_RECORDS PROVIDED:_
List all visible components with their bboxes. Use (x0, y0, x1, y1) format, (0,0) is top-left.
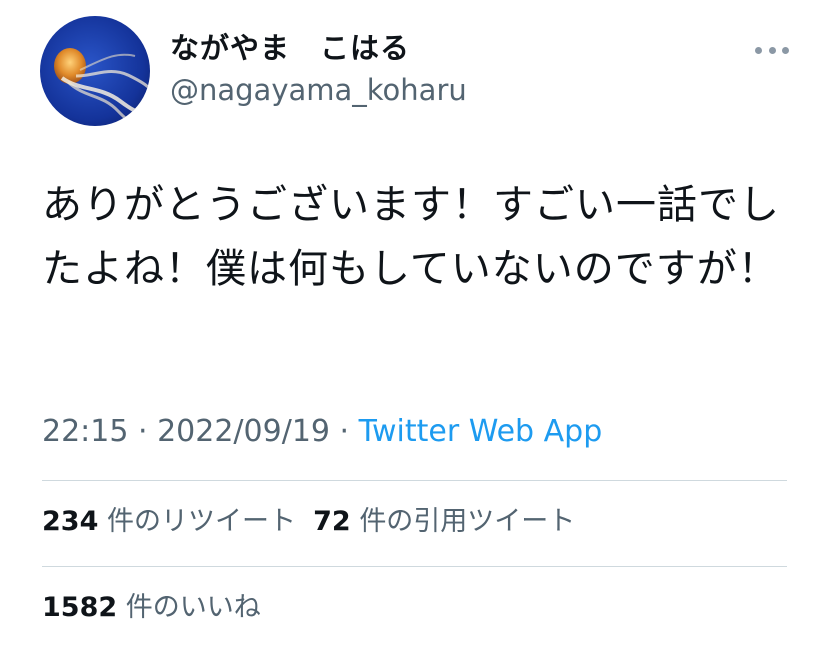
quotes-stat[interactable]: 72 件の引用ツイート (313, 506, 575, 537)
meta-separator: · (128, 414, 158, 449)
engagement-row: 234 件のリツイート 72 件の引用ツイート (42, 504, 575, 540)
display-name[interactable]: ながやま こはる (170, 30, 410, 66)
quotes-count: 72 (313, 506, 351, 537)
dot (768, 46, 776, 54)
tweet-source-link[interactable]: Twitter Web App (359, 414, 603, 449)
jellyfish-icon (40, 16, 150, 126)
quotes-label: 件の引用ツイート (359, 506, 576, 537)
likes-row: 1582 件のいいね (42, 590, 261, 626)
more-options-icon[interactable] (755, 40, 789, 60)
retweets-count: 234 (42, 506, 99, 537)
dot (782, 46, 789, 54)
divider (42, 566, 787, 567)
tweet-time[interactable]: 22:15 (42, 414, 128, 449)
meta-separator: · (330, 414, 359, 449)
retweets-stat[interactable]: 234 件のリツイート (42, 506, 296, 537)
likes-count: 1582 (42, 592, 118, 623)
likes-stat[interactable]: 1582 件のいいね (42, 592, 261, 623)
tweet-text: ありがとうございます！すごい一話でしたよね！僕は何もしていないのですが！ (42, 182, 780, 292)
tweet-date[interactable]: 2022/09/19 (157, 414, 330, 449)
retweets-label: 件のリツイート (106, 506, 296, 537)
dot (755, 46, 762, 54)
divider (42, 480, 787, 481)
tweet-meta: 22:15 · 2022/09/19 · Twitter Web App (42, 412, 602, 452)
avatar[interactable] (40, 16, 150, 126)
likes-label: 件のいいね (125, 592, 261, 623)
tweet-detail: ながやま こはる @nagayama_koharu ありがとうございます！すごい… (0, 0, 827, 650)
user-handle[interactable]: @nagayama_koharu (170, 72, 467, 108)
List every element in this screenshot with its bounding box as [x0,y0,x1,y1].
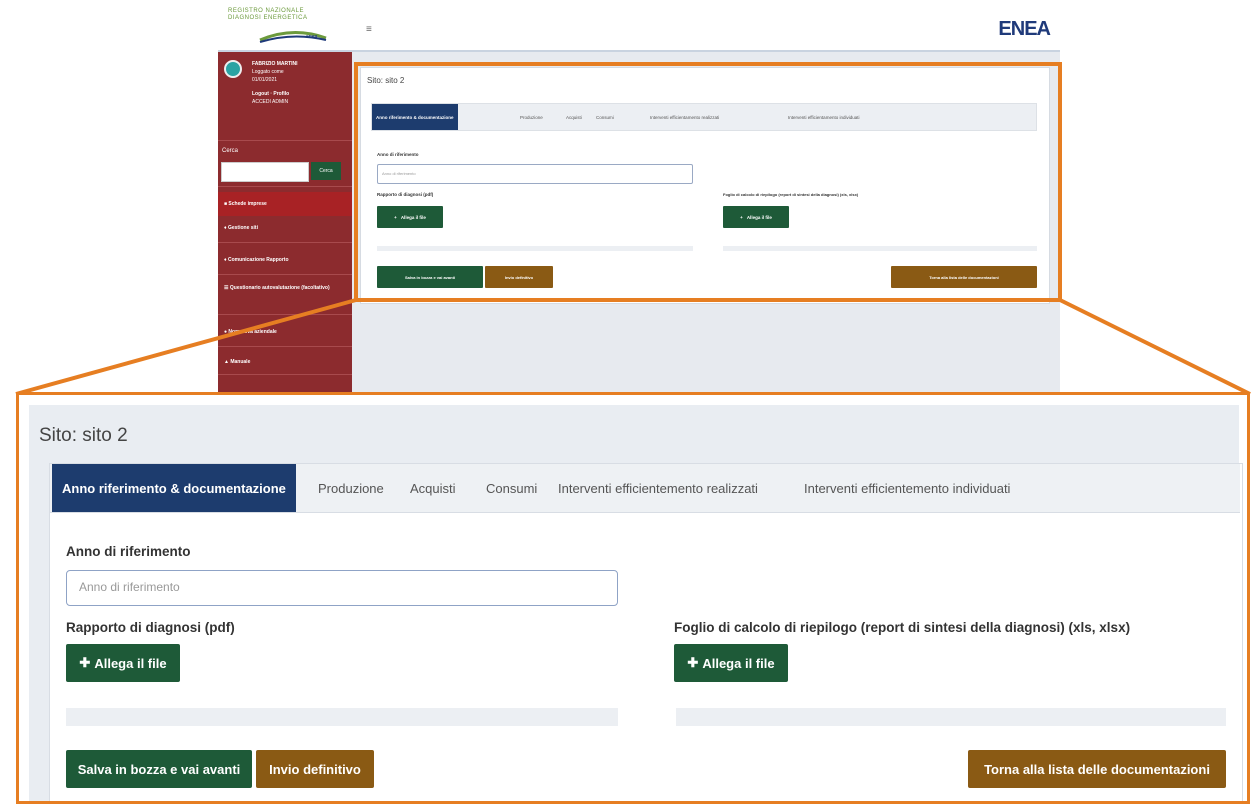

_THE TASK:_ Give every line above as a JSON list of strings, one string per line and no blank lines, leaving out the pictures.

_SOLUTION FOR THIS TASK:_
[
  "List all visible components with their bboxes. Use (x0, y0, x1, y1) format, (0,0) is top-left.",
  "quotes-stat[interactable]: 72 件の引用ツイート (313, 506, 575, 537)",
  "meta-separator: · (128, 414, 158, 449)",
  "engagement-row: 234 件のリツイート 72 件の引用ツイート (42, 504, 575, 540)",
  "display-name[interactable]: ながやま こはる (170, 30, 410, 66)",
  "quotes-count: 72 (313, 506, 351, 537)",
  "dot (768, 46, 776, 54)",
  "tweet-source-link[interactable]: Twitter Web App (359, 414, 603, 449)",
  "jellyfish-icon (40, 16, 150, 126)",
  "quotes-label: 件の引用ツイート (359, 506, 576, 537)",
  "likes-row: 1582 件のいいね (42, 590, 261, 626)",
  "more-options-icon[interactable] (755, 40, 789, 60)",
  "retweets-count: 234 (42, 506, 99, 537)",
  "dot (782, 46, 789, 54)",
  "divider (42, 566, 787, 567)",
  "tweet-time[interactable]: 22:15 (42, 414, 128, 449)",
  "meta-separator: · (330, 414, 359, 449)",
  "retweets-stat[interactable]: 234 件のリツイート (42, 506, 296, 537)",
  "likes-count: 1582 (42, 592, 118, 623)",
  "likes-stat[interactable]: 1582 件のいいね (42, 592, 261, 623)",
  "tweet-text: ありがとうございます！すごい一話でしたよね！僕は何もしていないのですが！ (42, 182, 780, 292)",
  "tweet-date[interactable]: 2022/09/19 (157, 414, 330, 449)",
  "retweets-label: 件のリツイート (106, 506, 296, 537)",
  "dot (755, 46, 762, 54)",
  "divider (42, 480, 787, 481)",
  "tweet-meta: 22:15 · 2022/09/19 · Twitter Web App (42, 412, 602, 452)",
  "avatar[interactable] (40, 16, 150, 126)",
  "likes-label: 件のいいね (125, 592, 261, 623)",
  "tweet-detail: ながやま こはる @nagayama_koharu ありがとうございます！すごい… (0, 0, 827, 650)",
  "user-handle[interactable]: @nagayama_koharu (170, 72, 467, 108)",
  "List every element in this screenshot with its bounding box as [x0,y0,x1,y1]."
]